■ Required work: Make an exact copy of all the entries, with the pictures left out.

[Stored data]
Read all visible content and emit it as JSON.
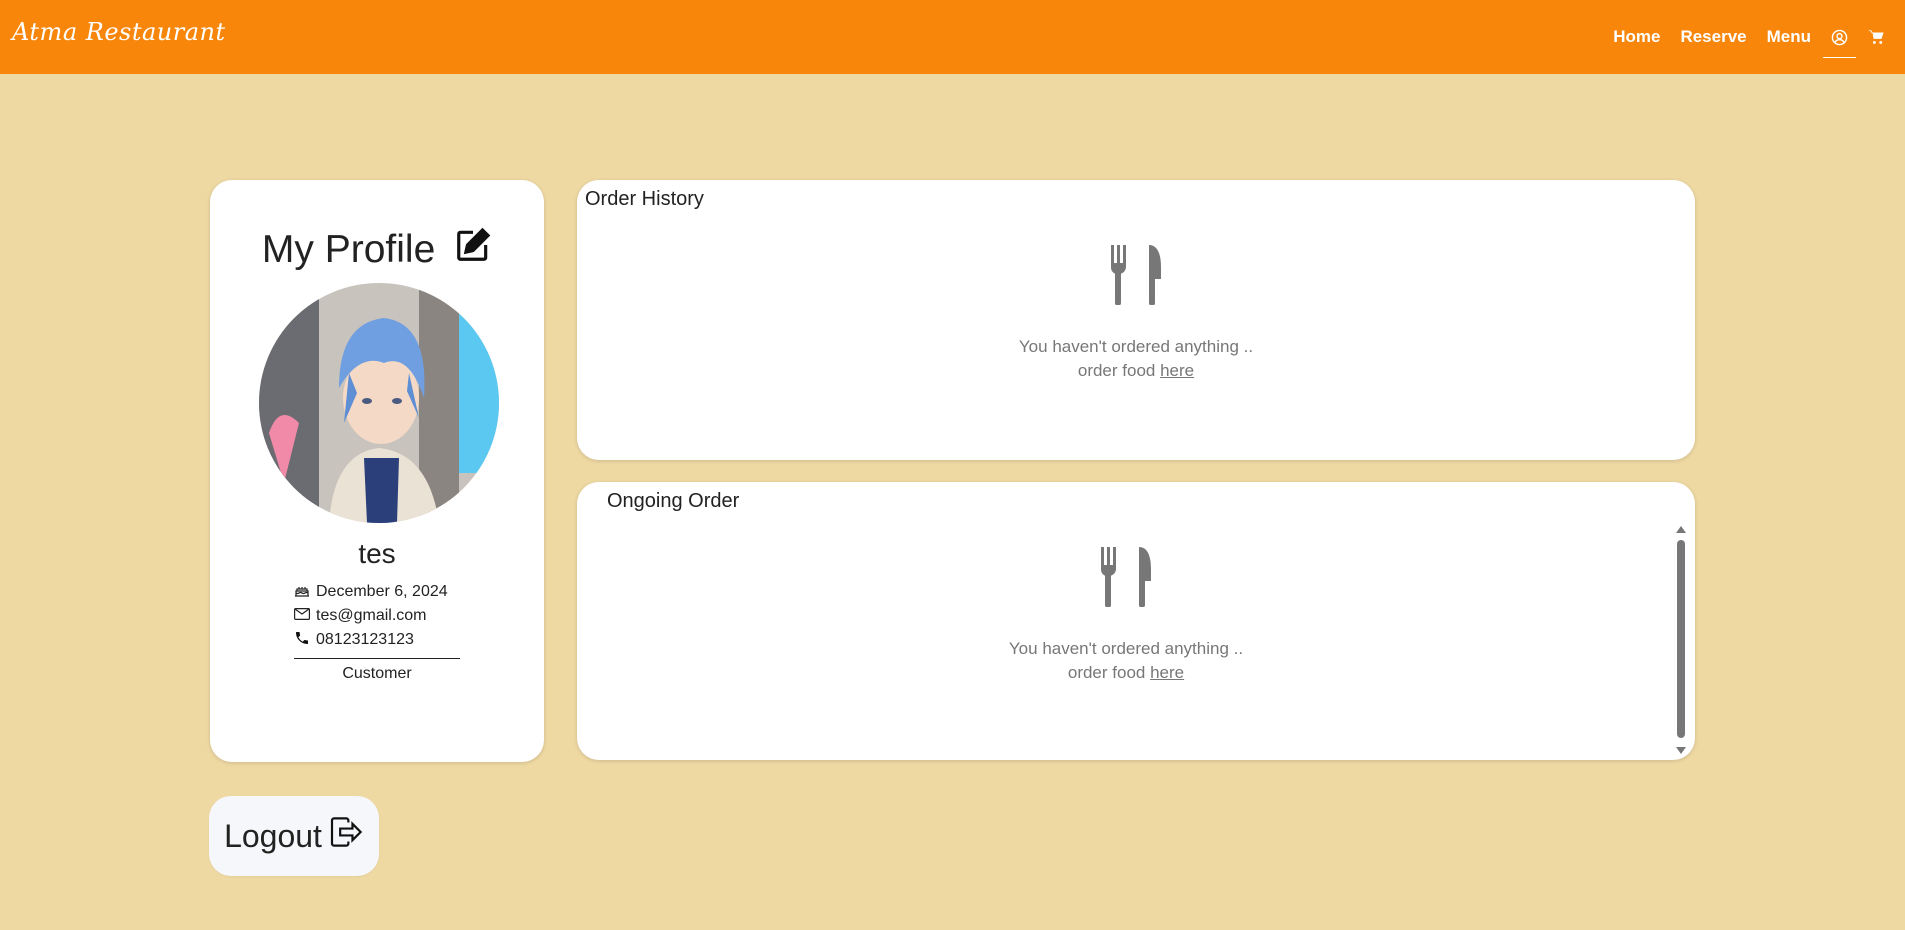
{
  "navbar": {
    "brand": "Atma Restaurant",
    "links": [
      "Home",
      "Reserve",
      "Menu"
    ],
    "icons": [
      "user-circle-icon",
      "cart-icon"
    ],
    "background": "#f7860a"
  },
  "profile": {
    "title": "My Profile",
    "username": "tes",
    "birthday": "December 6, 2024",
    "email": "tes@gmail.com",
    "phone": "08123123123",
    "role": "Customer"
  },
  "order_history": {
    "title": "Order History",
    "empty_text": "You haven't ordered anything ..",
    "order_prefix": "order food",
    "order_link": "here"
  },
  "ongoing_order": {
    "title": "Ongoing Order",
    "empty_text": "You haven't ordered anything ..",
    "order_prefix": "order food",
    "order_link": "here"
  },
  "logout": {
    "label": "Logout"
  },
  "colors": {
    "page_bg": "#efd9a3",
    "accent": "#f7860a",
    "muted": "#777777"
  }
}
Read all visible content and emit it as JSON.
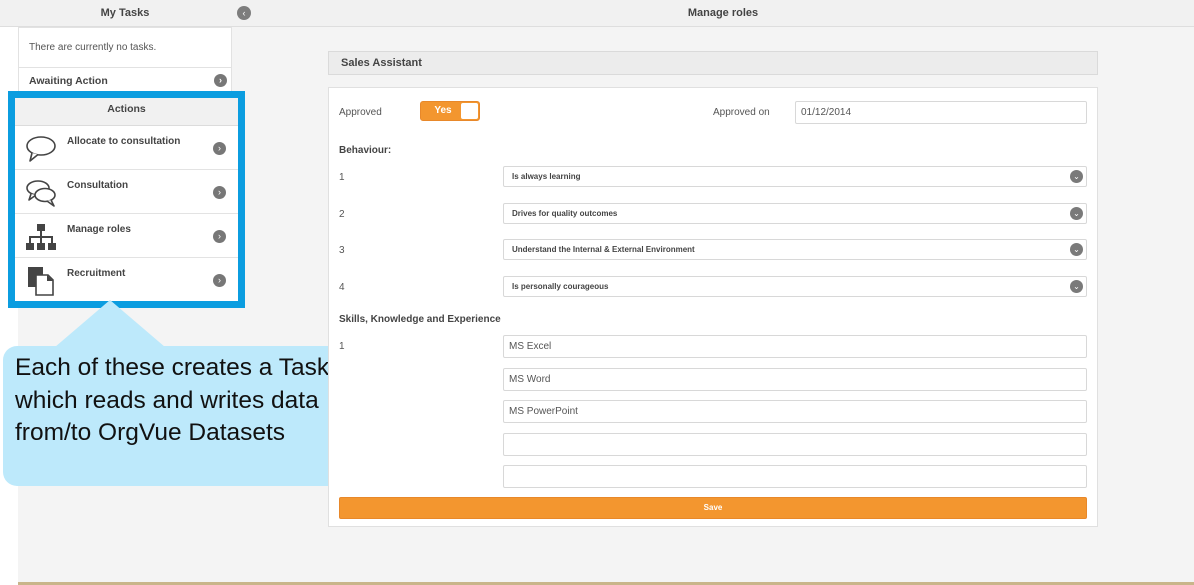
{
  "header": {
    "left_title": "My Tasks",
    "main_title": "Manage roles",
    "back_glyph": "‹"
  },
  "sidebar": {
    "no_tasks_text": "There are currently no tasks.",
    "awaiting_label": "Awaiting Action",
    "actions_title": "Actions",
    "actions": [
      {
        "label": "Allocate to consultation",
        "icon": "speech-bubble-icon"
      },
      {
        "label": "Consultation",
        "icon": "conversation-icon"
      },
      {
        "label": "Manage roles",
        "icon": "org-chart-icon"
      },
      {
        "label": "Recruitment",
        "icon": "documents-icon"
      }
    ],
    "chevron_glyph": "›"
  },
  "callout": {
    "text": "Each of these creates a Task which reads and writes data from/to OrgVue Datasets"
  },
  "form": {
    "title": "Sales Assistant",
    "approved_label": "Approved",
    "approved_toggle": "Yes",
    "approved_on_label": "Approved on",
    "approved_on_value": "01/12/2014",
    "behaviour_label": "Behaviour:",
    "behaviours": [
      {
        "num": "1",
        "value": "Is always learning"
      },
      {
        "num": "2",
        "value": "Drives for quality outcomes"
      },
      {
        "num": "3",
        "value": "Understand the Internal & External Environment"
      },
      {
        "num": "4",
        "value": "Is personally courageous"
      }
    ],
    "skills_label": "Skills, Knowledge and Experience",
    "skills_first_num": "1",
    "skills": [
      "MS Excel",
      "MS Word",
      "MS PowerPoint",
      "",
      ""
    ],
    "dropdown_glyph": "⌄",
    "save_label": "Save"
  },
  "colors": {
    "accent_orange": "#f3962f",
    "highlight_blue": "#0b9de0",
    "callout_bg": "#bde9fb"
  }
}
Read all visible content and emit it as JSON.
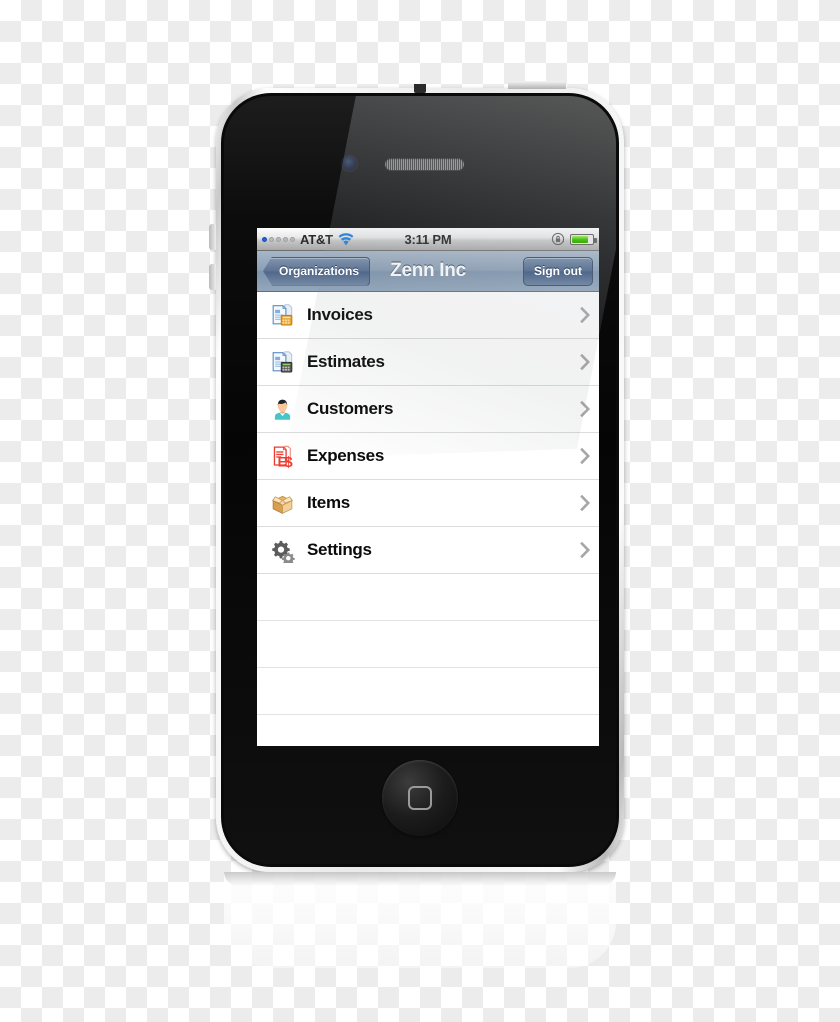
{
  "device": {
    "name": "iPhone 4",
    "hardware": {
      "front_camera": "camera-icon",
      "earpiece": "earpiece-speaker",
      "home_button": "home-button",
      "power_button": "power-button",
      "volume_up": "volume-up-button",
      "volume_down": "volume-down-button"
    }
  },
  "status_bar": {
    "carrier": "AT&T",
    "signal_bars_filled": 1,
    "signal_bars_total": 5,
    "wifi_icon": "wifi-icon",
    "time": "3:11 PM",
    "rotation_lock_icon": "rotation-lock-icon",
    "battery_icon": "battery-icon",
    "battery_level_percent": 78,
    "battery_color": "#49bd13"
  },
  "nav_bar": {
    "back_label": "Organizations",
    "title": "Zenn Inc",
    "action_label": "Sign out",
    "tint_color": "#7e94ad"
  },
  "menu": {
    "items": [
      {
        "label": "Invoices",
        "icon": "invoice-document-icon",
        "accessory": "chevron-right-icon"
      },
      {
        "label": "Estimates",
        "icon": "estimate-document-icon",
        "accessory": "chevron-right-icon"
      },
      {
        "label": "Customers",
        "icon": "customer-person-icon",
        "accessory": "chevron-right-icon"
      },
      {
        "label": "Expenses",
        "icon": "expense-receipt-icon",
        "accessory": "chevron-right-icon"
      },
      {
        "label": "Items",
        "icon": "items-box-icon",
        "accessory": "chevron-right-icon"
      },
      {
        "label": "Settings",
        "icon": "settings-gears-icon",
        "accessory": "chevron-right-icon"
      }
    ],
    "empty_rows": 3
  }
}
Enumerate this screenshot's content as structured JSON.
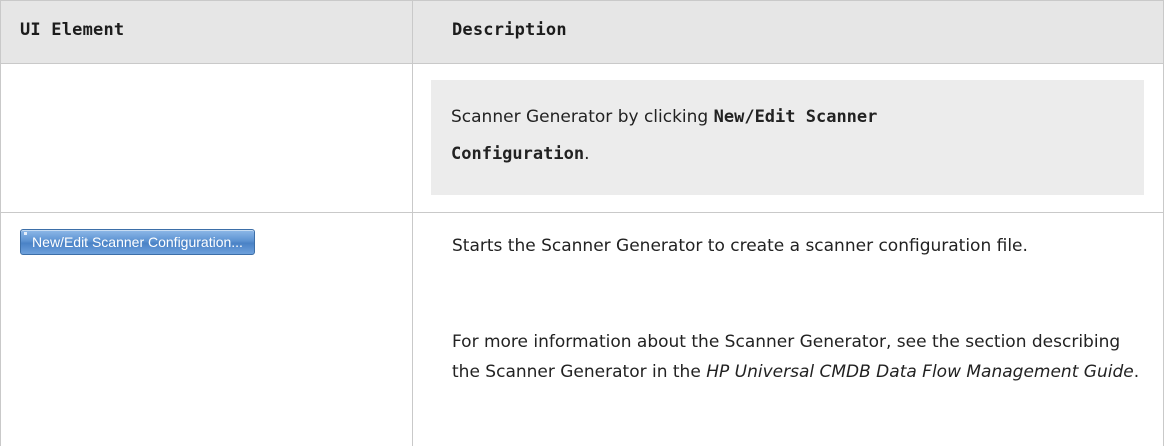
{
  "table": {
    "header": {
      "col1": "UI Element",
      "col2": "Description"
    },
    "note": {
      "text_prefix": "Scanner Generator by clicking ",
      "bold": "New/Edit Scanner Configuration",
      "suffix": "."
    },
    "row": {
      "button_label": "New/Edit Scanner Configuration...",
      "description_1": "Starts the Scanner Generator to create a scanner configuration file.",
      "description_2_prefix": "For more information about the Scanner Generator, see the section describing the Scanner Generator in the ",
      "description_2_italic": "HP Universal CMDB Data Flow Management Guide",
      "description_2_suffix": "."
    }
  }
}
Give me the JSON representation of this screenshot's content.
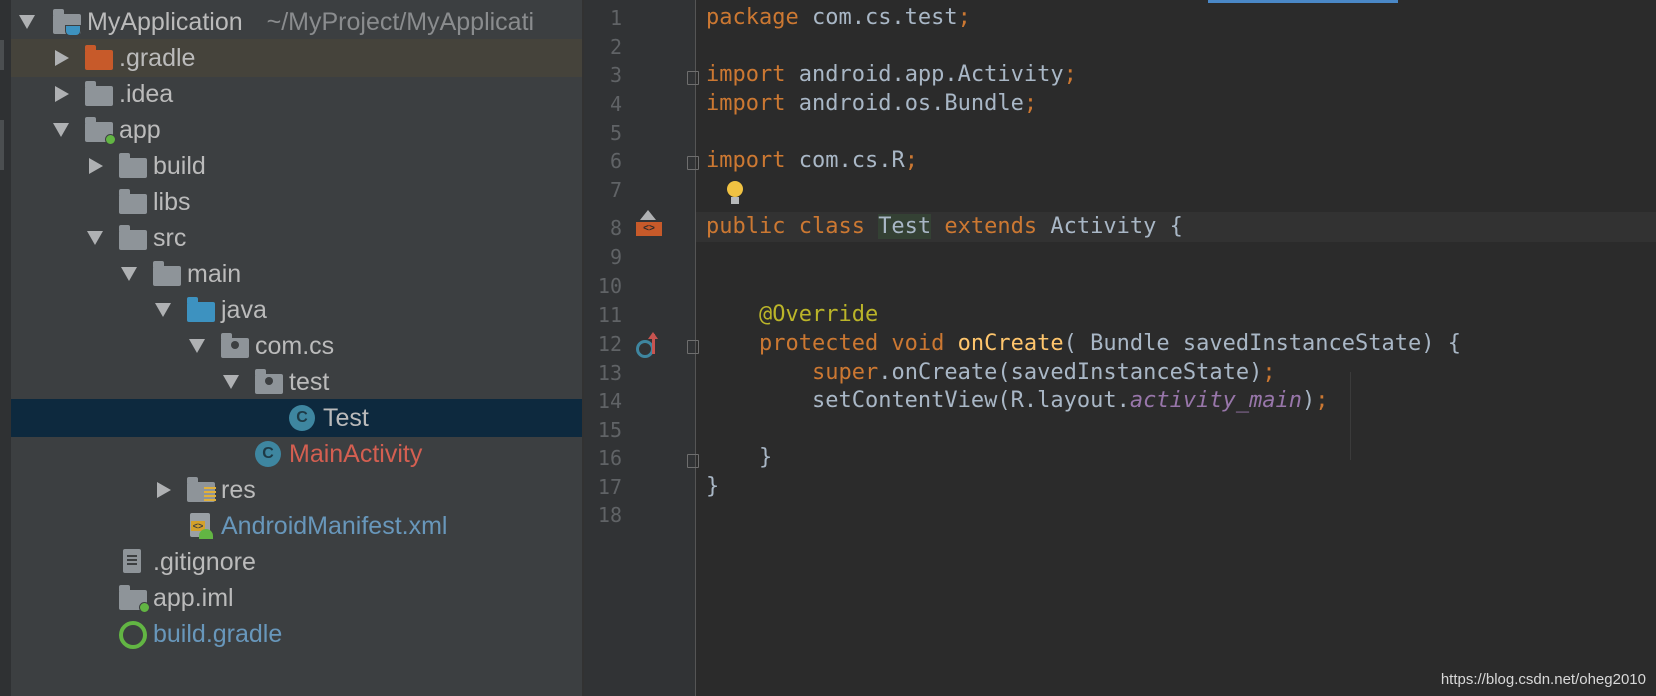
{
  "project_tree": {
    "root": {
      "name": "MyApplication",
      "path": "~/MyProject/MyApplicati"
    },
    "items": [
      {
        "label": ".gradle"
      },
      {
        "label": ".idea"
      },
      {
        "label": "app"
      },
      {
        "label": "build"
      },
      {
        "label": "libs"
      },
      {
        "label": "src"
      },
      {
        "label": "main"
      },
      {
        "label": "java"
      },
      {
        "label": "com.cs"
      },
      {
        "label": "test"
      },
      {
        "label": "Test",
        "class_glyph": "C"
      },
      {
        "label": "MainActivity",
        "class_glyph": "C"
      },
      {
        "label": "res"
      },
      {
        "label": "AndroidManifest.xml",
        "xml_glyph": "<>"
      },
      {
        "label": ".gitignore"
      },
      {
        "label": "app.iml"
      },
      {
        "label": "build.gradle"
      }
    ]
  },
  "editor": {
    "line_numbers": [
      "1",
      "2",
      "3",
      "4",
      "5",
      "6",
      "7",
      "8",
      "9",
      "10",
      "11",
      "12",
      "13",
      "14",
      "15",
      "16",
      "17",
      "18"
    ],
    "code": {
      "l1": {
        "kw": "package",
        "rest": " com.cs.test",
        "semi": ";"
      },
      "l3": {
        "kw": "import",
        "rest": " android.app.Activity",
        "semi": ";"
      },
      "l4": {
        "kw": "import",
        "rest": " android.os.Bundle",
        "semi": ";"
      },
      "l6": {
        "kw": "import",
        "rest": " com.cs.R",
        "semi": ";"
      },
      "l8": {
        "kw1": "public class ",
        "cls": "Test",
        "kw2": " extends",
        "rest": " Activity {"
      },
      "l11": {
        "indent": "    ",
        "ann": "@Override"
      },
      "l12": {
        "indent": "    ",
        "kw": "protected void ",
        "fn": "onCreate",
        "rest": "( Bundle savedInstanceState) {"
      },
      "l13": {
        "indent": "        ",
        "kw": "super",
        "rest": ".onCreate(savedInstanceState)",
        "semi": ";"
      },
      "l14": {
        "indent": "        ",
        "rest": "setContentView(R.layout.",
        "it": "activity_main",
        "rest2": ")",
        "semi": ";"
      },
      "l16": {
        "indent": "    ",
        "rest": "}"
      },
      "l17": {
        "rest": "}"
      }
    },
    "gutter_glyph": "<>"
  },
  "watermark": "https://blog.csdn.net/oheg2010"
}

■ Written response:
Read all visible content and emit it as JSON.
{
  "navbar": {
    "brand": "Atma Restaurant",
    "links": [
      "Home",
      "Reserve",
      "Menu"
    ],
    "icons": [
      "user-circle-icon",
      "cart-icon"
    ],
    "background": "#f7860a"
  },
  "profile": {
    "title": "My Profile",
    "username": "tes",
    "birthday": "December 6, 2024",
    "email": "tes@gmail.com",
    "phone": "08123123123",
    "role": "Customer"
  },
  "order_history": {
    "title": "Order History",
    "empty_text": "You haven't ordered anything ..",
    "order_prefix": "order food",
    "order_link": "here"
  },
  "ongoing_order": {
    "title": "Ongoing Order",
    "empty_text": "You haven't ordered anything ..",
    "order_prefix": "order food",
    "order_link": "here"
  },
  "logout": {
    "label": "Logout"
  },
  "colors": {
    "page_bg": "#efd9a3",
    "accent": "#f7860a",
    "muted": "#777777"
  }
}
Read all visible content and emit it as JSON.
{
  "header": {
    "left_title": "My Tasks",
    "main_title": "Manage roles",
    "back_glyph": "‹"
  },
  "sidebar": {
    "no_tasks_text": "There are currently no tasks.",
    "awaiting_label": "Awaiting Action",
    "actions_title": "Actions",
    "actions": [
      {
        "label": "Allocate to consultation",
        "icon": "speech-bubble-icon"
      },
      {
        "label": "Consultation",
        "icon": "conversation-icon"
      },
      {
        "label": "Manage roles",
        "icon": "org-chart-icon"
      },
      {
        "label": "Recruitment",
        "icon": "documents-icon"
      }
    ],
    "chevron_glyph": "›"
  },
  "callout": {
    "text": "Each of these creates a Task which reads and writes data from/to OrgVue Datasets"
  },
  "form": {
    "title": "Sales Assistant",
    "approved_label": "Approved",
    "approved_toggle": "Yes",
    "approved_on_label": "Approved on",
    "approved_on_value": "01/12/2014",
    "behaviour_label": "Behaviour:",
    "behaviours": [
      {
        "num": "1",
        "value": "Is always learning"
      },
      {
        "num": "2",
        "value": "Drives for quality outcomes"
      },
      {
        "num": "3",
        "value": "Understand the Internal & External Environment"
      },
      {
        "num": "4",
        "value": "Is personally courageous"
      }
    ],
    "skills_label": "Skills, Knowledge and Experience",
    "skills_first_num": "1",
    "skills": [
      "MS Excel",
      "MS Word",
      "MS PowerPoint",
      "",
      ""
    ],
    "dropdown_glyph": "⌄",
    "save_label": "Save"
  },
  "colors": {
    "accent_orange": "#f3962f",
    "highlight_blue": "#0b9de0",
    "callout_bg": "#bde9fb"
  }
}
Read all visible content and emit it as JSON.
{
  "device": {
    "name": "iPhone 4",
    "hardware": {
      "front_camera": "camera-icon",
      "earpiece": "earpiece-speaker",
      "home_button": "home-button",
      "power_button": "power-button",
      "volume_up": "volume-up-button",
      "volume_down": "volume-down-button"
    }
  },
  "status_bar": {
    "carrier": "AT&T",
    "signal_bars_filled": 1,
    "signal_bars_total": 5,
    "wifi_icon": "wifi-icon",
    "time": "3:11 PM",
    "rotation_lock_icon": "rotation-lock-icon",
    "battery_icon": "battery-icon",
    "battery_level_percent": 78,
    "battery_color": "#49bd13"
  },
  "nav_bar": {
    "back_label": "Organizations",
    "title": "Zenn Inc",
    "action_label": "Sign out",
    "tint_color": "#7e94ad"
  },
  "menu": {
    "items": [
      {
        "label": "Invoices",
        "icon": "invoice-document-icon",
        "accessory": "chevron-right-icon"
      },
      {
        "label": "Estimates",
        "icon": "estimate-document-icon",
        "accessory": "chevron-right-icon"
      },
      {
        "label": "Customers",
        "icon": "customer-person-icon",
        "accessory": "chevron-right-icon"
      },
      {
        "label": "Expenses",
        "icon": "expense-receipt-icon",
        "accessory": "chevron-right-icon"
      },
      {
        "label": "Items",
        "icon": "items-box-icon",
        "accessory": "chevron-right-icon"
      },
      {
        "label": "Settings",
        "icon": "settings-gears-icon",
        "accessory": "chevron-right-icon"
      }
    ],
    "empty_rows": 3
  }
}
Enumerate this screenshot's content as structured JSON.
{
  "table": {
    "header": {
      "col1": "UI Element",
      "col2": "Description"
    },
    "note": {
      "text_prefix": "Scanner Generator by clicking ",
      "bold": "New/Edit Scanner Configuration",
      "suffix": "."
    },
    "row": {
      "button_label": "New/Edit Scanner Configuration...",
      "description_1": "Starts the Scanner Generator to create a scanner configuration file.",
      "description_2_prefix": "For more information about the Scanner Generator, see the section describing the Scanner Generator in the ",
      "description_2_italic": "HP Universal CMDB Data Flow Management Guide",
      "description_2_suffix": "."
    }
  }
}
Give me the JSON representation of this screenshot's content.
{
  "project_tree": {
    "root": {
      "name": "MyApplication",
      "path": "~/MyProject/MyApplicati"
    },
    "items": [
      {
        "label": ".gradle"
      },
      {
        "label": ".idea"
      },
      {
        "label": "app"
      },
      {
        "label": "build"
      },
      {
        "label": "libs"
      },
      {
        "label": "src"
      },
      {
        "label": "main"
      },
      {
        "label": "java"
      },
      {
        "label": "com.cs"
      },
      {
        "label": "test"
      },
      {
        "label": "Test",
        "class_glyph": "C"
      },
      {
        "label": "MainActivity",
        "class_glyph": "C"
      },
      {
        "label": "res"
      },
      {
        "label": "AndroidManifest.xml",
        "xml_glyph": "<>"
      },
      {
        "label": ".gitignore"
      },
      {
        "label": "app.iml"
      },
      {
        "label": "build.gradle"
      }
    ]
  },
  "editor": {
    "line_numbers": [
      "1",
      "2",
      "3",
      "4",
      "5",
      "6",
      "7",
      "8",
      "9",
      "10",
      "11",
      "12",
      "13",
      "14",
      "15",
      "16",
      "17",
      "18"
    ],
    "code": {
      "l1": {
        "kw": "package",
        "rest": " com.cs.test",
        "semi": ";"
      },
      "l3": {
        "kw": "import",
        "rest": " android.app.Activity",
        "semi": ";"
      },
      "l4": {
        "kw": "import",
        "rest": " android.os.Bundle",
        "semi": ";"
      },
      "l6": {
        "kw": "import",
        "rest": " com.cs.R",
        "semi": ";"
      },
      "l8": {
        "kw1": "public class ",
        "cls": "Test",
        "kw2": " extends",
        "rest": " Activity {"
      },
      "l11": {
        "indent": "    ",
        "ann": "@Override"
      },
      "l12": {
        "indent": "    ",
        "kw": "protected void ",
        "fn": "onCreate",
        "rest": "( Bundle savedInstanceState) {"
      },
      "l13": {
        "indent": "        ",
        "kw": "super",
        "rest": ".onCreate(savedInstanceState)",
        "semi": ";"
      },
      "l14": {
        "indent": "        ",
        "rest": "setContentView(R.layout.",
        "it": "activity_main",
        "rest2": ")",
        "semi": ";"
      },
      "l16": {
        "indent": "    ",
        "rest": "}"
      },
      "l17": {
        "rest": "}"
      }
    },
    "gutter_glyph": "<>"
  },
  "watermark": "https://blog.csdn.net/oheg2010"
}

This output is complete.